◆ **REQUIREMENTS**
Using the data beneath, show every line that includes the word "นอกซ".

◆ **Excerpts from a figure dataset**
· · · · · · ·

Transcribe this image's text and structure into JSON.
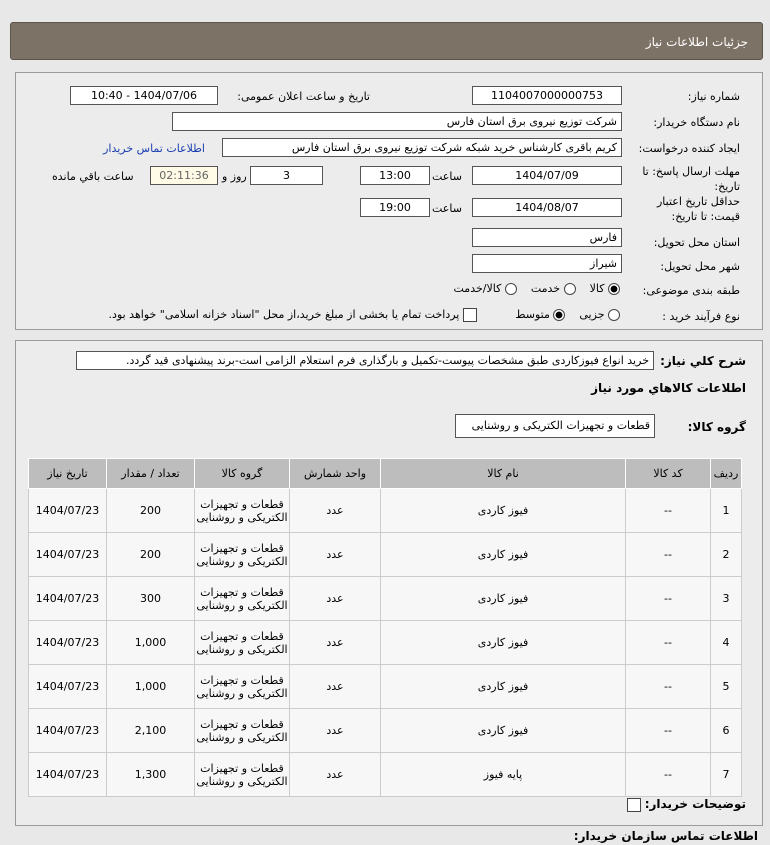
{
  "title": "جزئیات اطلاعات نیاز",
  "form": {
    "need_no_label": "شماره نیاز:",
    "need_no": "1104007000000753",
    "announce_label": "تاریخ و ساعت اعلان عمومی:",
    "announce": "1404/07/06 - 10:40",
    "buyer_label": "نام دستگاه خریدار:",
    "buyer": "شرکت توزیع نیروی برق استان فارس",
    "creator_label": "ایجاد کننده درخواست:",
    "creator": "کریم باقری کارشناس خرید شبکه شرکت توزیع نیروی برق استان فارس",
    "contact_link": "اطلاعات تماس خریدار",
    "deadline_label": "مهلت ارسال پاسخ: تا تاریخ:",
    "deadline_date": "1404/07/09",
    "time_label": "ساعت",
    "deadline_time": "13:00",
    "days": "3",
    "days_label": "روز و",
    "remaining": "02:11:36",
    "remaining_label": "ساعت باقي مانده",
    "validity_label": "حداقل تاریخ اعتبار قیمت: تا تاریخ:",
    "validity_date": "1404/08/07",
    "validity_time": "19:00",
    "province_label": "استان محل تحویل:",
    "province": "فارس",
    "city_label": "شهر محل تحویل:",
    "city": "شیراز",
    "category_label": "طبقه بندی موضوعی:",
    "category_options": [
      "کالا",
      "خدمت",
      "کالا/خدمت"
    ],
    "category_selected": "کالا",
    "process_label": "نوع فرآیند خرید :",
    "process_options": [
      "جزیی",
      "متوسط"
    ],
    "process_selected": "متوسط",
    "payment_note": "پرداخت تمام یا بخشی از مبلغ خرید،از محل \"اسناد خزانه اسلامی\" خواهد بود."
  },
  "summary_label": "شرح كلي نياز:",
  "summary": "خرید انواع فیوزکاردی طبق مشخصات پیوست-تکمیل و بارگذاری فرم استعلام الزامی است-برند پیشنهادی قید گردد.",
  "goods_title": "اطلاعات كالاهاي مورد نياز",
  "group_label": "گروه کالا:",
  "group": "قطعات و تجهیزات الکتریکی و روشنایی",
  "table": {
    "headers": [
      "ردیف",
      "کد کالا",
      "نام کالا",
      "واحد شمارش",
      "گروه کالا",
      "تعداد / مقدار",
      "تاریخ نیاز"
    ],
    "rows": [
      [
        "1",
        "--",
        "فیوز کاردی",
        "عدد",
        "قطعات و تجهیزات الکتریکی و روشنایی",
        "200",
        "1404/07/23"
      ],
      [
        "2",
        "--",
        "فیوز کاردی",
        "عدد",
        "قطعات و تجهیزات الکتریکی و روشنایی",
        "200",
        "1404/07/23"
      ],
      [
        "3",
        "--",
        "فیوز کاردی",
        "عدد",
        "قطعات و تجهیزات الکتریکی و روشنایی",
        "300",
        "1404/07/23"
      ],
      [
        "4",
        "--",
        "فیوز کاردی",
        "عدد",
        "قطعات و تجهیزات الکتریکی و روشنایی",
        "1,000",
        "1404/07/23"
      ],
      [
        "5",
        "--",
        "فیوز کاردی",
        "عدد",
        "قطعات و تجهیزات الکتریکی و روشنایی",
        "1,000",
        "1404/07/23"
      ],
      [
        "6",
        "--",
        "فیوز کاردی",
        "عدد",
        "قطعات و تجهیزات الکتریکی و روشنایی",
        "2,100",
        "1404/07/23"
      ],
      [
        "7",
        "--",
        "پایه فیوز",
        "عدد",
        "قطعات و تجهیزات الکتریکی و روشنایی",
        "1,300",
        "1404/07/23"
      ]
    ]
  },
  "buyer_notes_label": "توضیحات خریدار:",
  "org_contact_label": "اطلاعات تماس سازمان خریدار:"
}
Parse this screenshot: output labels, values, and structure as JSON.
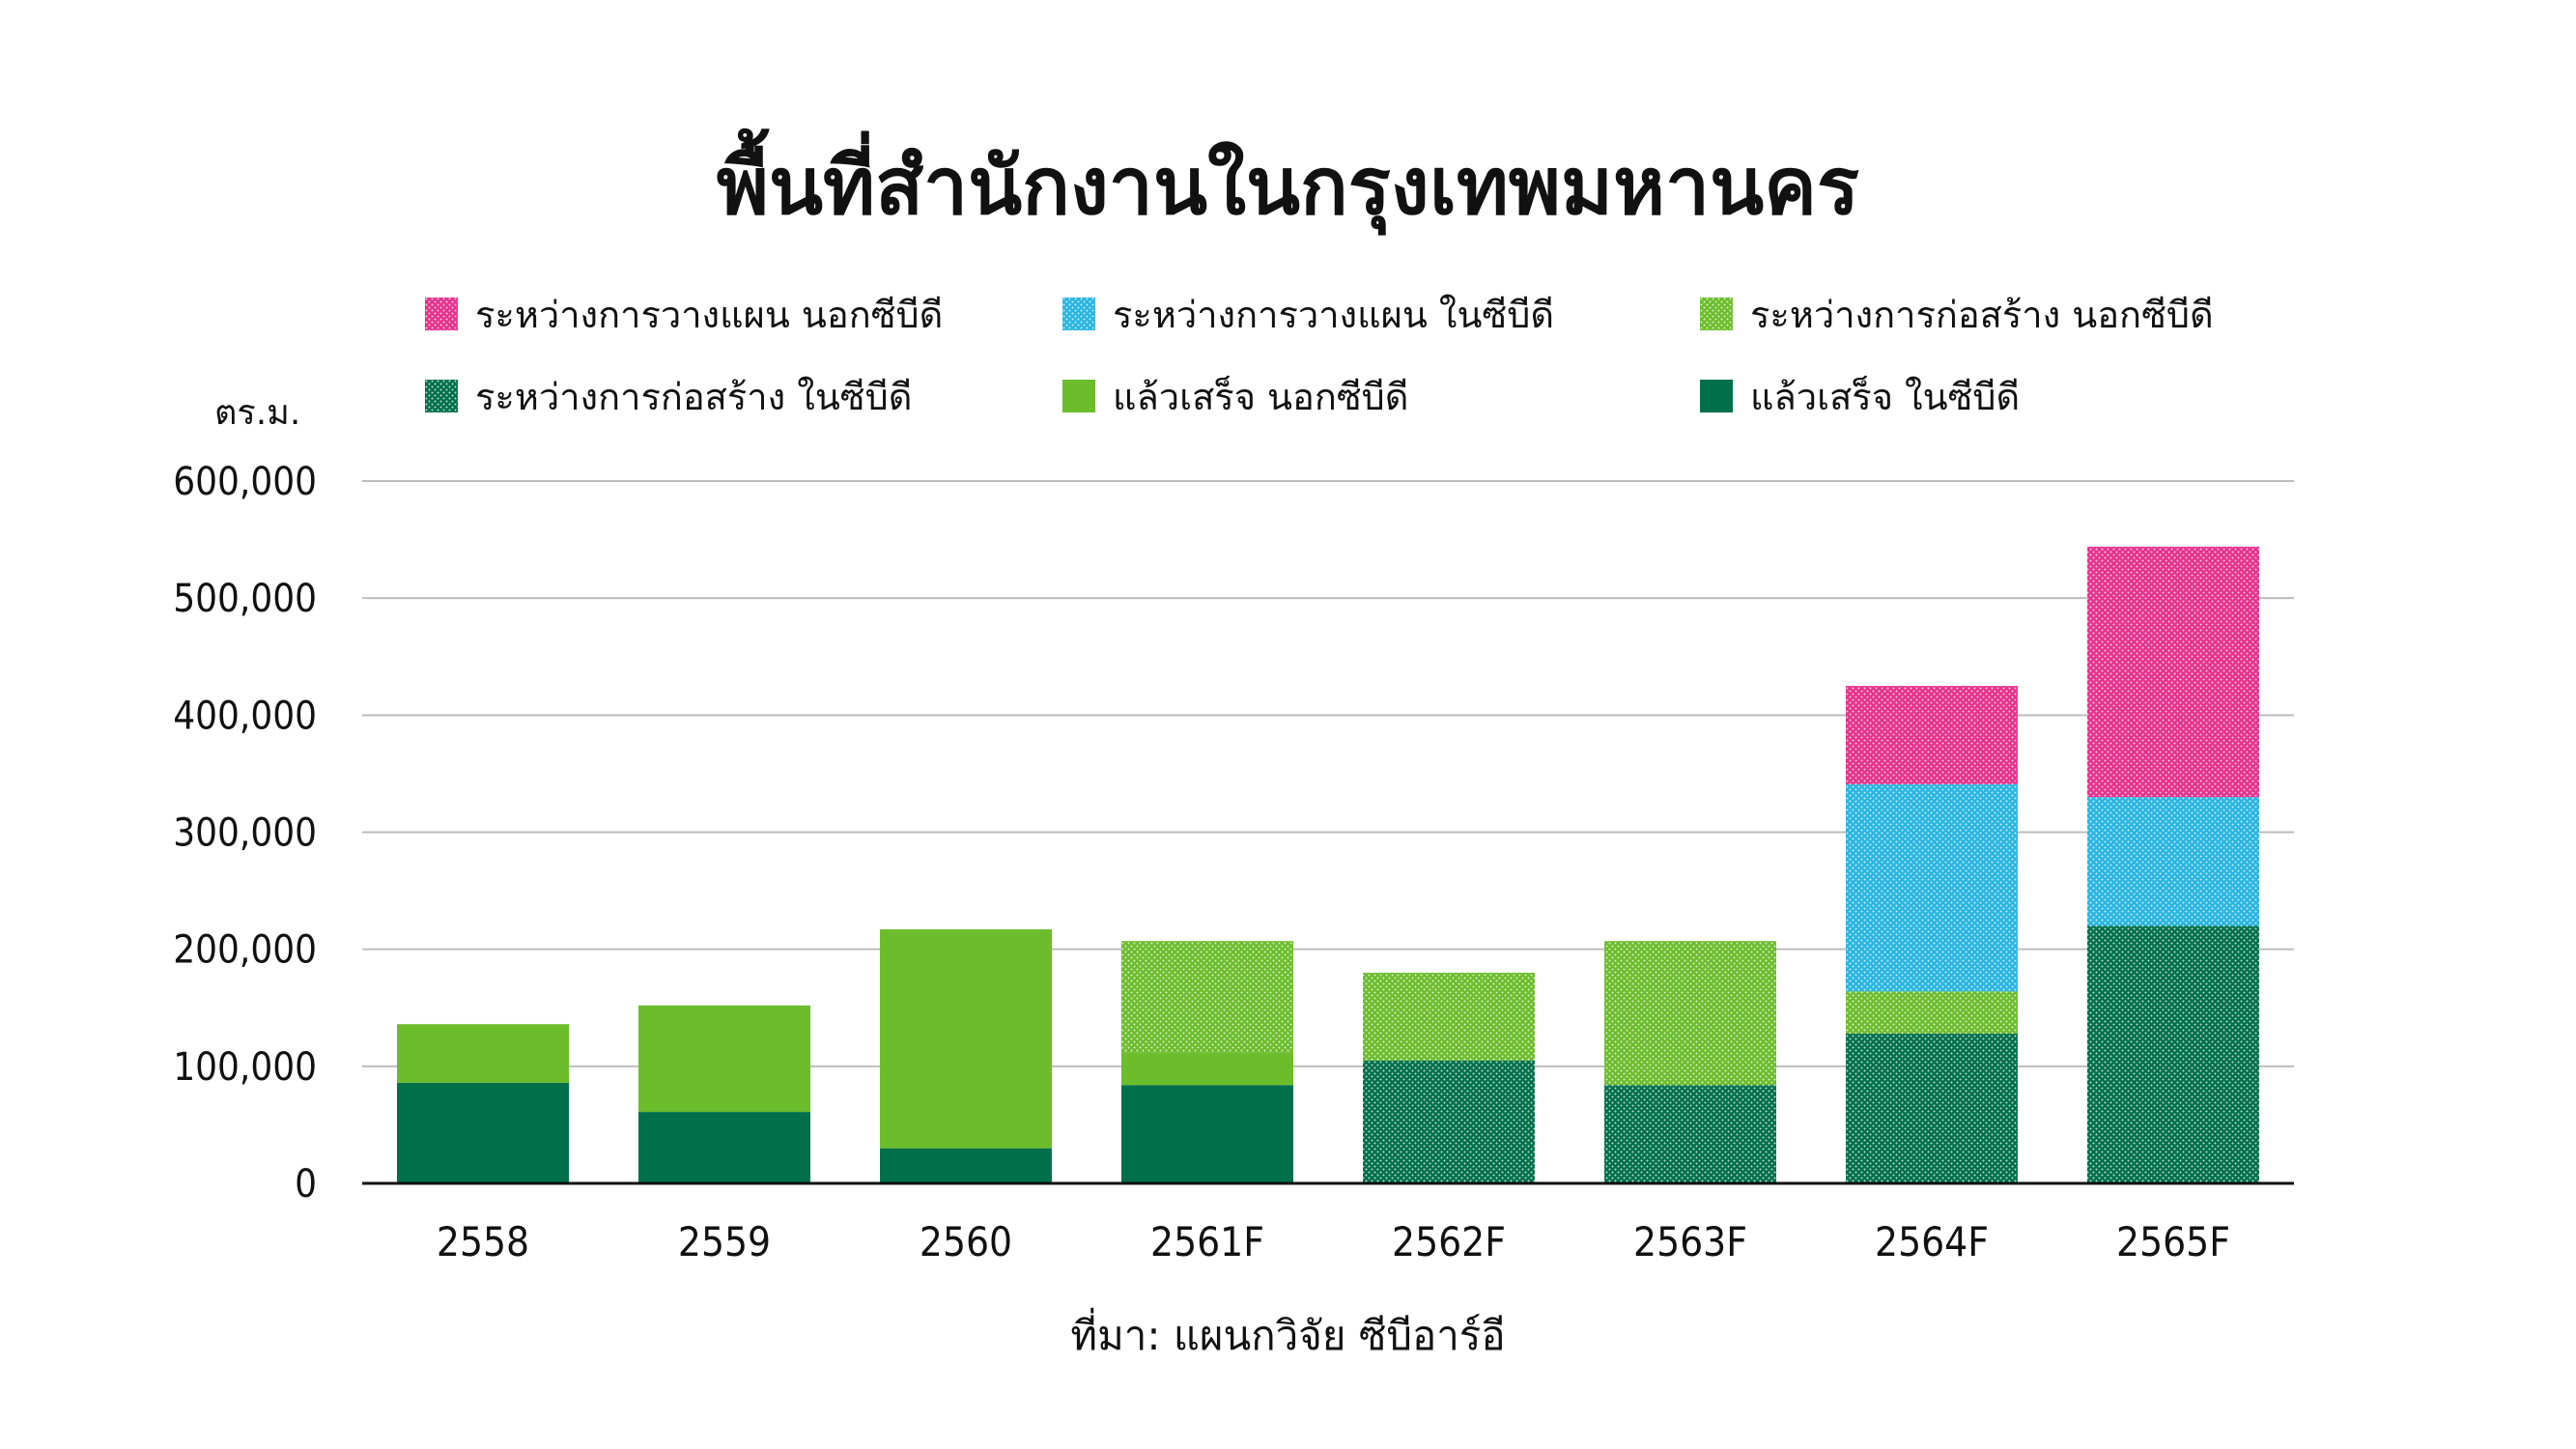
{
  "chart_data": {
    "type": "bar",
    "stacked": true,
    "title": "พื้นที่สำนักงานในกรุงเทพมหานคร",
    "ylabel": "ตร.ม.",
    "source": "ที่มา: แผนกวิจัย ซีบีอาร์อี",
    "categories": [
      "2558",
      "2559",
      "2560",
      "2561F",
      "2562F",
      "2563F",
      "2564F",
      "2565F"
    ],
    "ylim": [
      0,
      600000
    ],
    "yticks": [
      0,
      100000,
      200000,
      300000,
      400000,
      500000,
      600000
    ],
    "ytick_labels": [
      "0",
      "100,000",
      "200,000",
      "300,000",
      "400,000",
      "500,000",
      "600,000"
    ],
    "grid": true,
    "legend_position": "top",
    "series": [
      {
        "name": "แล้วเสร็จ ในซีบีดี",
        "color": "#00704a",
        "pattern": "solid",
        "values": [
          86000,
          61000,
          30000,
          84000,
          0,
          0,
          0,
          0
        ]
      },
      {
        "name": "แล้วเสร็จ นอกซีบีดี",
        "color": "#6cbd2c",
        "pattern": "solid",
        "values": [
          50000,
          91000,
          187000,
          28000,
          0,
          0,
          0,
          0
        ]
      },
      {
        "name": "ระหว่างการก่อสร้าง ในซีบีดี",
        "color": "#00704a",
        "pattern": "dots",
        "values": [
          0,
          0,
          0,
          0,
          105000,
          84000,
          128000,
          220000
        ]
      },
      {
        "name": "ระหว่างการก่อสร้าง นอกซีบีดี",
        "color": "#6cbd2c",
        "pattern": "dots",
        "values": [
          0,
          0,
          0,
          95000,
          75000,
          123000,
          36000,
          0
        ]
      },
      {
        "name": "ระหว่างการวางแผน ในซีบีดี",
        "color": "#29b5e1",
        "pattern": "dots",
        "values": [
          0,
          0,
          0,
          0,
          0,
          0,
          177000,
          110000
        ]
      },
      {
        "name": "ระหว่างการวางแผน นอกซีบีดี",
        "color": "#e6328d",
        "pattern": "dots",
        "values": [
          0,
          0,
          0,
          0,
          0,
          0,
          84000,
          214000
        ]
      }
    ]
  },
  "legend_order": [
    5,
    4,
    3,
    2,
    1,
    0
  ]
}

· · · · · · ·

◆ **ANSWER**
        "name": "แล้วเสร็จ นอกซีบีดี",
        "name": "ระหว่างการก่อสร้าง นอกซีบีดี",
        "name": "ระหว่างการวางแผน นอกซีบีดี",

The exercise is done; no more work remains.